%%

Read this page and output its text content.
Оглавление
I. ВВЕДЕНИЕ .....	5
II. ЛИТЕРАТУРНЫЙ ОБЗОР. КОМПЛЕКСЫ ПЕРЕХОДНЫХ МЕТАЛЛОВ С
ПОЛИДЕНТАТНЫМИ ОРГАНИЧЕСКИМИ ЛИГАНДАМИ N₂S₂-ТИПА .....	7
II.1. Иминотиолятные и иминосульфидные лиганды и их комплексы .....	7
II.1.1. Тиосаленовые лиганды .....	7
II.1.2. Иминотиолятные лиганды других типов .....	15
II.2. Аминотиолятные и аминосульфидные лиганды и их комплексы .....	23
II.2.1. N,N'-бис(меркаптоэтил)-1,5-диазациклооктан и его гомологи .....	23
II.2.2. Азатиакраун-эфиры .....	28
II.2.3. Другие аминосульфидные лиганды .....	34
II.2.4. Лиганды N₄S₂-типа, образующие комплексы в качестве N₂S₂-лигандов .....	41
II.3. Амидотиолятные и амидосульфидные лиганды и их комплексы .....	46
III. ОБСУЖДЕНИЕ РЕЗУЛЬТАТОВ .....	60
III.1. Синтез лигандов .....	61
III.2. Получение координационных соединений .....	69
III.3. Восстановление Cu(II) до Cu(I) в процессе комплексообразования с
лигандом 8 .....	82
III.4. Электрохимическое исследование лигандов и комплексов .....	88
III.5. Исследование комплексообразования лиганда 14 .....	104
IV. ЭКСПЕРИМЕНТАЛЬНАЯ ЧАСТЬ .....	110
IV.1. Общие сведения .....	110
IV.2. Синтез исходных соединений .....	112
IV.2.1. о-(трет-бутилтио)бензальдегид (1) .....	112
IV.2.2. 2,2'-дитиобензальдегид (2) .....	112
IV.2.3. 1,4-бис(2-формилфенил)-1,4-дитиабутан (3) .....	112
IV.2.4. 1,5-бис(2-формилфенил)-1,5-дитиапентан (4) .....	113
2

%%

▸ **Prompt**: Choose all lines containing the string "соединений" and copy them out.

▸ **Finished task**:
III.2. Получение координационных соединений .....	69
IV.2. Синтез исходных соединений .....	112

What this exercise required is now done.